What to work on — Repeat the records word for word, excluding any picture.

Data for this task —
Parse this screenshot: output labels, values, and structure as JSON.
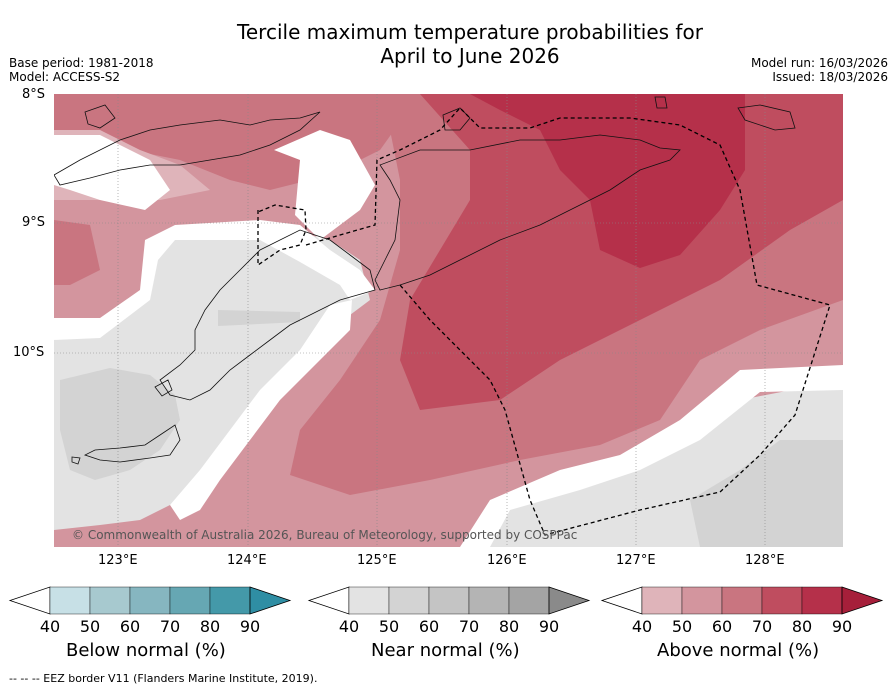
{
  "title_line1": "Tercile maximum temperature probabilities for",
  "title_line2": "April to June 2026",
  "base_period": "Base period: 1981-2018",
  "model": "Model: ACCESS-S2",
  "model_run": "Model run: 16/03/2026",
  "issued": "Issued: 18/03/2026",
  "lat_labels": [
    "8°S",
    "9°S",
    "10°S"
  ],
  "lon_labels": [
    "123°E",
    "124°E",
    "125°E",
    "126°E",
    "127°E",
    "128°E"
  ],
  "copyright": "© Commonwealth of Australia 2026, Bureau of Meteorology, supported by COSPPac",
  "colorbars": [
    {
      "label": "Below normal (%)",
      "ticks": [
        "40",
        "50",
        "60",
        "70",
        "80",
        "90"
      ],
      "colors": [
        "#ffffff",
        "#c7e0e6",
        "#a7c9cf",
        "#86b6c0",
        "#66a7b3",
        "#4499a9",
        "#2f8ea4"
      ]
    },
    {
      "label": "Near normal (%)",
      "ticks": [
        "40",
        "50",
        "60",
        "70",
        "80",
        "90"
      ],
      "colors": [
        "#ffffff",
        "#e3e3e3",
        "#d3d3d3",
        "#c4c4c4",
        "#b4b4b4",
        "#a4a4a4",
        "#8a8a8a"
      ]
    },
    {
      "label": "Above normal (%)",
      "ticks": [
        "40",
        "50",
        "60",
        "70",
        "80",
        "90"
      ],
      "colors": [
        "#ffffff",
        "#dfb4ba",
        "#d3959e",
        "#c97580",
        "#bf4d5f",
        "#b5304a",
        "#a61f3a"
      ]
    }
  ],
  "footer": "-- -- -- EEZ border V11 (Flanders Marine Institute, 2019).",
  "colors": {
    "above_40": "#dfb4ba",
    "above_50": "#d3959e",
    "above_60": "#c97580",
    "above_70": "#bf4d5f",
    "above_80": "#b5304a",
    "near_40": "#e3e3e3",
    "near_50": "#d3d3d3"
  }
}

Response below —
Parse this screenshot: output labels, values, and structure as JSON.
{
  "title_line1": "Tercile maximum temperature probabilities for",
  "title_line2": "April to June 2026",
  "base_period": "Base period: 1981-2018",
  "model": "Model: ACCESS-S2",
  "model_run": "Model run: 16/03/2026",
  "issued": "Issued: 18/03/2026",
  "lat_labels": [
    "8°S",
    "9°S",
    "10°S"
  ],
  "lon_labels": [
    "123°E",
    "124°E",
    "125°E",
    "126°E",
    "127°E",
    "128°E"
  ],
  "copyright": "© Commonwealth of Australia 2026, Bureau of Meteorology, supported by COSPPac",
  "colorbars": [
    {
      "label": "Below normal (%)",
      "ticks": [
        "40",
        "50",
        "60",
        "70",
        "80",
        "90"
      ],
      "colors": [
        "#ffffff",
        "#c7e0e6",
        "#a7c9cf",
        "#86b6c0",
        "#66a7b3",
        "#4499a9",
        "#2f8ea4"
      ]
    },
    {
      "label": "Near normal (%)",
      "ticks": [
        "40",
        "50",
        "60",
        "70",
        "80",
        "90"
      ],
      "colors": [
        "#ffffff",
        "#e3e3e3",
        "#d3d3d3",
        "#c4c4c4",
        "#b4b4b4",
        "#a4a4a4",
        "#8a8a8a"
      ]
    },
    {
      "label": "Above normal (%)",
      "ticks": [
        "40",
        "50",
        "60",
        "70",
        "80",
        "90"
      ],
      "colors": [
        "#ffffff",
        "#dfb4ba",
        "#d3959e",
        "#c97580",
        "#bf4d5f",
        "#b5304a",
        "#a61f3a"
      ]
    }
  ],
  "footer": "-- -- -- EEZ border V11 (Flanders Marine Institute, 2019).",
  "colors": {
    "above_40": "#dfb4ba",
    "above_50": "#d3959e",
    "above_60": "#c97580",
    "above_70": "#bf4d5f",
    "above_80": "#b5304a",
    "near_40": "#e3e3e3",
    "near_50": "#d3d3d3"
  }
}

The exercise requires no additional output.